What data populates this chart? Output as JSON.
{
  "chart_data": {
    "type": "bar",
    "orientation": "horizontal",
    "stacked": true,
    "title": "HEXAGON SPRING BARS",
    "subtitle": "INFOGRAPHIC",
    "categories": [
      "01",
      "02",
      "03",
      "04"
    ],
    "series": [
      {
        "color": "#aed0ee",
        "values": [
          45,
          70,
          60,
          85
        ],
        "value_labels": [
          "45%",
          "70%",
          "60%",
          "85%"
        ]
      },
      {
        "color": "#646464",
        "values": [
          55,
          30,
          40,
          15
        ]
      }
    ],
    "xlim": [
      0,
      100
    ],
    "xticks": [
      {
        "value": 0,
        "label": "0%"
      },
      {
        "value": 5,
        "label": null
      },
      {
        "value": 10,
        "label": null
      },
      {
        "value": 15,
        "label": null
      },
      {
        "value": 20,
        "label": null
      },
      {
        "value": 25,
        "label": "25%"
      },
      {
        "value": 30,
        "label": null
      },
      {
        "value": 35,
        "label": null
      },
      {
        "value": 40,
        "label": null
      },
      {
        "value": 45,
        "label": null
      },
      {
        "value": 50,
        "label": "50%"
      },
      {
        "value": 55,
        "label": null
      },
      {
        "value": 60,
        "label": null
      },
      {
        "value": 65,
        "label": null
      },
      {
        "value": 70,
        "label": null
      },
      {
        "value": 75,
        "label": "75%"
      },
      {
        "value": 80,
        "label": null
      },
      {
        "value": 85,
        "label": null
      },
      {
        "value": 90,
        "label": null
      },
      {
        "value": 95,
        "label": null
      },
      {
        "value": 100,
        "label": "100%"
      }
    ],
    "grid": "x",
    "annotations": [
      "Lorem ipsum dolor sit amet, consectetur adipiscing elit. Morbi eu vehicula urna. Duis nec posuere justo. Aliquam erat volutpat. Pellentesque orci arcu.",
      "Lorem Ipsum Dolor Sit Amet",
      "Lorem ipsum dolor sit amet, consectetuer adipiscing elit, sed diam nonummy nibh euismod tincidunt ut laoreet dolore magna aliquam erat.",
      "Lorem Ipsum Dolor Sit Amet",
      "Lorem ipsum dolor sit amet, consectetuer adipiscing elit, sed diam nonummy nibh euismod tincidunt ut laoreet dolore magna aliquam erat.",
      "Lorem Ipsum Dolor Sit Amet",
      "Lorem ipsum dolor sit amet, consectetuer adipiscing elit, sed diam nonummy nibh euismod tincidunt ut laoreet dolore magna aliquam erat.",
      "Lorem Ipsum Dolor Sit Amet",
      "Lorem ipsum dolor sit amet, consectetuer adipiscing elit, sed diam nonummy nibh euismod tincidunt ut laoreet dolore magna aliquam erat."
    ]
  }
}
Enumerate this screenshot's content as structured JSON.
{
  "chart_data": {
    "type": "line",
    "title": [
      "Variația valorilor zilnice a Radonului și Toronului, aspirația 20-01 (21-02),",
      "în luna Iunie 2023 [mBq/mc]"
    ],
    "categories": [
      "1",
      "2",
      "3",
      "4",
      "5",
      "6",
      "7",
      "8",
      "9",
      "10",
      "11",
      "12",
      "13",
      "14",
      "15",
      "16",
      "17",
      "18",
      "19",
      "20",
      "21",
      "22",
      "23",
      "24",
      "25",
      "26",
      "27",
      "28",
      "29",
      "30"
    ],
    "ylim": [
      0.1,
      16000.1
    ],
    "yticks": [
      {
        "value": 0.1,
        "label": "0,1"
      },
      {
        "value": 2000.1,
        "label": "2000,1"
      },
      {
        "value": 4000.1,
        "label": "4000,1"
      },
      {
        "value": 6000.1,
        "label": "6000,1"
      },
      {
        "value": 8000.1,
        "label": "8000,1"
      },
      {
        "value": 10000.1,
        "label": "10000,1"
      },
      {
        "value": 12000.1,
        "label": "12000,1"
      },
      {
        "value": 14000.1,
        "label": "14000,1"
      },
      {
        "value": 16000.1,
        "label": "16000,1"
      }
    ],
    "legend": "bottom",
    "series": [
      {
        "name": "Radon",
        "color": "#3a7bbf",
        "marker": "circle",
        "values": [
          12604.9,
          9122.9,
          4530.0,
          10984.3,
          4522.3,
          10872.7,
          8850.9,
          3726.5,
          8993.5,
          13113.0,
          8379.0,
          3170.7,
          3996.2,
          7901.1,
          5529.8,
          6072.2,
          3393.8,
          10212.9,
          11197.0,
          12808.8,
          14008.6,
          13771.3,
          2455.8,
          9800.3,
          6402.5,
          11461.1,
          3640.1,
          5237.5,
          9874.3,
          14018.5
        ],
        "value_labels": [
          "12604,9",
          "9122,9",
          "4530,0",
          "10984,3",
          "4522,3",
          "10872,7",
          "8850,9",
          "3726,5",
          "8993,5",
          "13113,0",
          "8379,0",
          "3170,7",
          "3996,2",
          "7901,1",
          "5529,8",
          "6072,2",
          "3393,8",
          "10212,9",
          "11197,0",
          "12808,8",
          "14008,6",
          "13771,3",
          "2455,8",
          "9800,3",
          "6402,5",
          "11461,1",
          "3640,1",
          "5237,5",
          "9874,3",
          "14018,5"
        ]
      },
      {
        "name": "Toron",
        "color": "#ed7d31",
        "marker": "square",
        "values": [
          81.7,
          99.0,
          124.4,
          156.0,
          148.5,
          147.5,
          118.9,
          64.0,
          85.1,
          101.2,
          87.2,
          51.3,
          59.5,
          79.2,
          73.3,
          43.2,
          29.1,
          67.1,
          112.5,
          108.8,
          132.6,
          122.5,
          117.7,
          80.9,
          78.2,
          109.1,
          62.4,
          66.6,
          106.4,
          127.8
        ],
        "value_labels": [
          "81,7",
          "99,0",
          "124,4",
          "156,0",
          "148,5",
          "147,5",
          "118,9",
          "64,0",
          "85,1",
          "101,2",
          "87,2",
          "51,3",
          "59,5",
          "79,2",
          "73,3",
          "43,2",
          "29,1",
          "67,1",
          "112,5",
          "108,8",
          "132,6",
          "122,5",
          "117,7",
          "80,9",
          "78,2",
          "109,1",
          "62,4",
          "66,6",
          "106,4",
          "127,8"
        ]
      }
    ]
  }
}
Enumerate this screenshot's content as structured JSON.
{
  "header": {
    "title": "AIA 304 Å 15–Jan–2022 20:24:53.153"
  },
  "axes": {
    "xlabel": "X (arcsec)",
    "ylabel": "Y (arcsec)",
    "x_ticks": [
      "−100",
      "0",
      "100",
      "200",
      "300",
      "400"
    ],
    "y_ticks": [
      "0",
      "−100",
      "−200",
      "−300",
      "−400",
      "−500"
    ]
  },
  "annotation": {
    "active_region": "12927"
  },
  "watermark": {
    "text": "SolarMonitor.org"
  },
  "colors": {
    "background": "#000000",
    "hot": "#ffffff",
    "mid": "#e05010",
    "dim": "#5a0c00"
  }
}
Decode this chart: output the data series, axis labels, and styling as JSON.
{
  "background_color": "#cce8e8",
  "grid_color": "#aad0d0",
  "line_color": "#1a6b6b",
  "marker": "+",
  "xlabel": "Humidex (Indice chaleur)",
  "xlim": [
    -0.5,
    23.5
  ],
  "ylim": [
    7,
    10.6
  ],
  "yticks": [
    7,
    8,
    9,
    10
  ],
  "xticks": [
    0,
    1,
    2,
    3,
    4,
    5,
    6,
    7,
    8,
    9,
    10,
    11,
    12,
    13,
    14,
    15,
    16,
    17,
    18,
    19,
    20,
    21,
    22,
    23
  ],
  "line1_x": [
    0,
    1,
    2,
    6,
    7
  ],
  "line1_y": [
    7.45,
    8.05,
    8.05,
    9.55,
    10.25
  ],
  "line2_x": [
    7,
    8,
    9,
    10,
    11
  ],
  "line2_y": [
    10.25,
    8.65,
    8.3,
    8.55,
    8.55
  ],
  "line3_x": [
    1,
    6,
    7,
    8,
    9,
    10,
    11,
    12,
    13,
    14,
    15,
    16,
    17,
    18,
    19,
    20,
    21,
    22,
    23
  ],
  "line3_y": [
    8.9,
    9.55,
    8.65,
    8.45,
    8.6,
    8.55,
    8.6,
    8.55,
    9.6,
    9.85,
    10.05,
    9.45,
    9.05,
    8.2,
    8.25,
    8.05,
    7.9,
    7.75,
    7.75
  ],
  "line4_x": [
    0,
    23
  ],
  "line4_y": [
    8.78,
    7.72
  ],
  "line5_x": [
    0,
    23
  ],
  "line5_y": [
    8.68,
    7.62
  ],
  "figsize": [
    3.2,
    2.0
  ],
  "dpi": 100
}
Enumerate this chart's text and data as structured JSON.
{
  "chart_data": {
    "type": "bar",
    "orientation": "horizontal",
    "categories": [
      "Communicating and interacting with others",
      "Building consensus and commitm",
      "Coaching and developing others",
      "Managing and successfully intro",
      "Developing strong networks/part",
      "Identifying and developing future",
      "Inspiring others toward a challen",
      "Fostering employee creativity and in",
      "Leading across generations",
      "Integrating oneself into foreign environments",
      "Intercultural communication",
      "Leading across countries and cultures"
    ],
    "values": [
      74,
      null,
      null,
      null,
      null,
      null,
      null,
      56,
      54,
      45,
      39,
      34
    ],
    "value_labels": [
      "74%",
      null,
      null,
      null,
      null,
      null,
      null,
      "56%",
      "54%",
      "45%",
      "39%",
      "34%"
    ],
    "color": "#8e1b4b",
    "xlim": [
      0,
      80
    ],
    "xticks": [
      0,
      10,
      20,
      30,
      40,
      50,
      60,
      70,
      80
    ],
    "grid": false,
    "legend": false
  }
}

= = = = =

§ **INSTRUCTIONS FOR THE TASK**
Repeat exactly, and only, the lines from the line containing "Enumerate this chart's" through the last line of the records above, both included.

§ **WRITTEN RESPONSE**
Enumerate this chart's text and data as structured JSON.
{
  "chart_data": {
    "type": "bar",
    "orientation": "horizontal",
    "categories": [
      "Communicating and interacting with others",
      "Building consensus and commitm",
      "Coaching and developing others",
      "Managing and successfully intro",
      "Developing strong networks/part",
      "Identifying and developing future",
      "Inspiring others toward a challen",
      "Fostering employee creativity and in",
      "Leading across generations",
      "Integrating oneself into foreign environments",
      "Intercultural communication",
      "Leading across countries and cultures"
    ],
    "values": [
      74,
      null,
      null,
      null,
      null,
      null,
      null,
      56,
      54,
      45,
      39,
      34
    ],
    "value_labels": [
      "74%",
      null,
      null,
      null,
      null,
      null,
      null,
      "56%",
      "54%",
      "45%",
      "39%",
      "34%"
    ],
    "color": "#8e1b4b",
    "xlim": [
      0,
      80
    ],
    "xticks": [
      0,
      10,
      20,
      30,
      40,
      50,
      60,
      70,
      80
    ],
    "grid": false,
    "legend": false
  }
}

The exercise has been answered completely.